(Extracted records)

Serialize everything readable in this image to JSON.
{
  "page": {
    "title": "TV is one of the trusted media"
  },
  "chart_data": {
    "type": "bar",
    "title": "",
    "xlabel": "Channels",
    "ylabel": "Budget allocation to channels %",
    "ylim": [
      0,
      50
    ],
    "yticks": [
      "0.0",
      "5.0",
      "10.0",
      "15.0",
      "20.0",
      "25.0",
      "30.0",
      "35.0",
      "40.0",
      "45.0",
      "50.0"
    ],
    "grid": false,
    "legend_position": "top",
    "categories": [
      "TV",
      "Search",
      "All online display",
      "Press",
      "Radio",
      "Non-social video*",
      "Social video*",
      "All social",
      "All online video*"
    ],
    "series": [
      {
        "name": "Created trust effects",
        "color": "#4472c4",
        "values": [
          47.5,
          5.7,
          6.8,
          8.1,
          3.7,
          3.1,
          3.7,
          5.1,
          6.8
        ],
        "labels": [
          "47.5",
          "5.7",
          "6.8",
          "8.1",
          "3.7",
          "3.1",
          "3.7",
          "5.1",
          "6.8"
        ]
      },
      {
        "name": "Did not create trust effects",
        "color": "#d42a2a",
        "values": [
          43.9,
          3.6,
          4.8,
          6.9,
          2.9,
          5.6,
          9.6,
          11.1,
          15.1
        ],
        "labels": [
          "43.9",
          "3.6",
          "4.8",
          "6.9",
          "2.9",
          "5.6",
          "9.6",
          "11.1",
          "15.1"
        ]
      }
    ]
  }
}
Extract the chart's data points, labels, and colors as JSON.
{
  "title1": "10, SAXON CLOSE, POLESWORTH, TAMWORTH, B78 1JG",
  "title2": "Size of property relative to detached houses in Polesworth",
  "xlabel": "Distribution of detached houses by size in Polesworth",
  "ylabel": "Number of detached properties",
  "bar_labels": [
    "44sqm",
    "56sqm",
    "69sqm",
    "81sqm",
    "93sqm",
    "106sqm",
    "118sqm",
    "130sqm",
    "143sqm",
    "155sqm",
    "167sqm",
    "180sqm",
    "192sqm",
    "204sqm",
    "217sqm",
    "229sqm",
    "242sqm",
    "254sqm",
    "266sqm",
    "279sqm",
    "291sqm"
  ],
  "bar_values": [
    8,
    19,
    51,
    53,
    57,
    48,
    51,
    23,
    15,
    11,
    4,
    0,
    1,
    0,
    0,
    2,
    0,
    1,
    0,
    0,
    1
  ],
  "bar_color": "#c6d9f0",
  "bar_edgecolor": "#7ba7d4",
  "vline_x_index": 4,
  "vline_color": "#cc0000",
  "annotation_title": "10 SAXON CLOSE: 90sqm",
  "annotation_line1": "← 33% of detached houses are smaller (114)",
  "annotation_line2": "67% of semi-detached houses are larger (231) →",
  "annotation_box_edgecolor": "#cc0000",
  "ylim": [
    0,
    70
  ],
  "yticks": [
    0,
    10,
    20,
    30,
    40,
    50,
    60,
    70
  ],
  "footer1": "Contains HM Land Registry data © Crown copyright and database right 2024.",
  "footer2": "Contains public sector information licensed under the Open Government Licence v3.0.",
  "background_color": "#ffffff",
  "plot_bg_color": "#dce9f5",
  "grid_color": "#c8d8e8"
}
--
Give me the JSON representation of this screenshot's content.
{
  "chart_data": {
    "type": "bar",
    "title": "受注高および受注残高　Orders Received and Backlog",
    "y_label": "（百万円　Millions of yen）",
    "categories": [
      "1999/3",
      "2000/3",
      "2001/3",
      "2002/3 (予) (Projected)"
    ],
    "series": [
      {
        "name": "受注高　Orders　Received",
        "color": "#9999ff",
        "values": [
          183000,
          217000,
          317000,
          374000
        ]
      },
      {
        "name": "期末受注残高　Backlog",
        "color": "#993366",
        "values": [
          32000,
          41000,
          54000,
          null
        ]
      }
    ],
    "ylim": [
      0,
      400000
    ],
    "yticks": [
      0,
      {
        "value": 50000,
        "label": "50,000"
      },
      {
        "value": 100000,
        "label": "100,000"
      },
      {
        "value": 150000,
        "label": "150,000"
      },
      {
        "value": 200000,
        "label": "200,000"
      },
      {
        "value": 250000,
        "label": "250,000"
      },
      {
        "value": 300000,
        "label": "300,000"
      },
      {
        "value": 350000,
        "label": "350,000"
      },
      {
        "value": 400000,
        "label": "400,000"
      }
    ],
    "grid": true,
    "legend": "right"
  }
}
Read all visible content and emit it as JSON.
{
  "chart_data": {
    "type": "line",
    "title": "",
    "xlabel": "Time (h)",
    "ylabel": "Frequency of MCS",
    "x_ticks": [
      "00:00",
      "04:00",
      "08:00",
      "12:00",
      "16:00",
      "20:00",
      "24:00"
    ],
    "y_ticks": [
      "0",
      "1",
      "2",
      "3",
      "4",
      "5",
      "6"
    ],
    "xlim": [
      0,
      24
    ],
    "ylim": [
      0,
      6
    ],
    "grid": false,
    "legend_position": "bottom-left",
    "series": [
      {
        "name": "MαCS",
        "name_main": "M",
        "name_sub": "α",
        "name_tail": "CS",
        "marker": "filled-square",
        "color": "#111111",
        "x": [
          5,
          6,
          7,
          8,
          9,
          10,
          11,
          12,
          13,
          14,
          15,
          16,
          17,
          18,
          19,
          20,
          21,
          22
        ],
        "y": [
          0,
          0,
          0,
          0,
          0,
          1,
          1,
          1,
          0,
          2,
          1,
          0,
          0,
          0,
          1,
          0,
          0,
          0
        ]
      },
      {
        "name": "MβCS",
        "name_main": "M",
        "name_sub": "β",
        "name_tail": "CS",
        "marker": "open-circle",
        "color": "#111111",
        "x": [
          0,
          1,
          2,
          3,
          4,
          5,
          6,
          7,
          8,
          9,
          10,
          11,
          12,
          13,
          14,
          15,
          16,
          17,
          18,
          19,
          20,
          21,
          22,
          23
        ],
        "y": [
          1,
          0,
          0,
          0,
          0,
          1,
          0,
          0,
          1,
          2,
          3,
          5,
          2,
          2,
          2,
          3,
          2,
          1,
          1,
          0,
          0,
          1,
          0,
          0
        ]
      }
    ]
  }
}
---
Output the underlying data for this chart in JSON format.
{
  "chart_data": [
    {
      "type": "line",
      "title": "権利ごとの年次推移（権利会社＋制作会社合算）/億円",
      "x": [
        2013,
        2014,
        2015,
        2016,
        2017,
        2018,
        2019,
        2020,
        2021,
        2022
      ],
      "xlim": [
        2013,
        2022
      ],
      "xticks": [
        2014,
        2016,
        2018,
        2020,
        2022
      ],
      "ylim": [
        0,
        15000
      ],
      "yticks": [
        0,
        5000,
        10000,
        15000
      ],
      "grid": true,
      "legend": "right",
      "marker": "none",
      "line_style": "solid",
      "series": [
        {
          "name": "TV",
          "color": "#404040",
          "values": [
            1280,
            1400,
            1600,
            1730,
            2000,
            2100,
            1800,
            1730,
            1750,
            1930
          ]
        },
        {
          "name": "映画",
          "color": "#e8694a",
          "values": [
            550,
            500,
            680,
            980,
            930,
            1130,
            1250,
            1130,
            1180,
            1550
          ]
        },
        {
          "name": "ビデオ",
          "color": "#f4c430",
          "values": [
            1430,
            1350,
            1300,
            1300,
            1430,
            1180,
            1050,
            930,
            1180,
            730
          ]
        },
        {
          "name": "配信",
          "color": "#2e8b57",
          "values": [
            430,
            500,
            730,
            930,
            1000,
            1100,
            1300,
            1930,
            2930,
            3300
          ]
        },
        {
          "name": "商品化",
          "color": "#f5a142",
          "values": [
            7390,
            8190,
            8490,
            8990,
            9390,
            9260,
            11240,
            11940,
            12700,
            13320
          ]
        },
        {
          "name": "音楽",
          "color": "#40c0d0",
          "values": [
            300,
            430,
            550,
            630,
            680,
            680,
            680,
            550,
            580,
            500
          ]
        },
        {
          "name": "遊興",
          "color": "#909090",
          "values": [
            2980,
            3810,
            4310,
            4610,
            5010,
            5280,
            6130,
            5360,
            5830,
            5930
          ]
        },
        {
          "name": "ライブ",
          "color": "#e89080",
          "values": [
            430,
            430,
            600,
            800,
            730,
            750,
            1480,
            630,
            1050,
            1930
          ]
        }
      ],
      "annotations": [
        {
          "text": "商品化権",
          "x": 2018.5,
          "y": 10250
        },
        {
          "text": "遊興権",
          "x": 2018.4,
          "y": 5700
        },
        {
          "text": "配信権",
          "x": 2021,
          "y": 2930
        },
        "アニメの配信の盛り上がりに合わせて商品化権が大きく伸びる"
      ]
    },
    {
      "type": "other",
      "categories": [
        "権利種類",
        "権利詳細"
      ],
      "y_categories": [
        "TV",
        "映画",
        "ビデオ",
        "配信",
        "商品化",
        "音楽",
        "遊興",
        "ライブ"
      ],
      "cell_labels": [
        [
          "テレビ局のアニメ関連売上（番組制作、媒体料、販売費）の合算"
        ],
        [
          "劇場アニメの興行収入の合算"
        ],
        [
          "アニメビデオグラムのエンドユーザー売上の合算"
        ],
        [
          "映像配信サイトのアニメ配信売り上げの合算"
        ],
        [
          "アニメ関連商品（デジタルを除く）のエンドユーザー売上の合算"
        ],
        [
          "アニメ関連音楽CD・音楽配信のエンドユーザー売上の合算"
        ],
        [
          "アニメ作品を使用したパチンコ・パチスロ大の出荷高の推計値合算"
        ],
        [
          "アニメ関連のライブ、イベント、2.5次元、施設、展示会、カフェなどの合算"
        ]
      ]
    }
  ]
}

Exercise requirements: Your answer should be a single number: the count of lines containing the word "online".

Task output: 2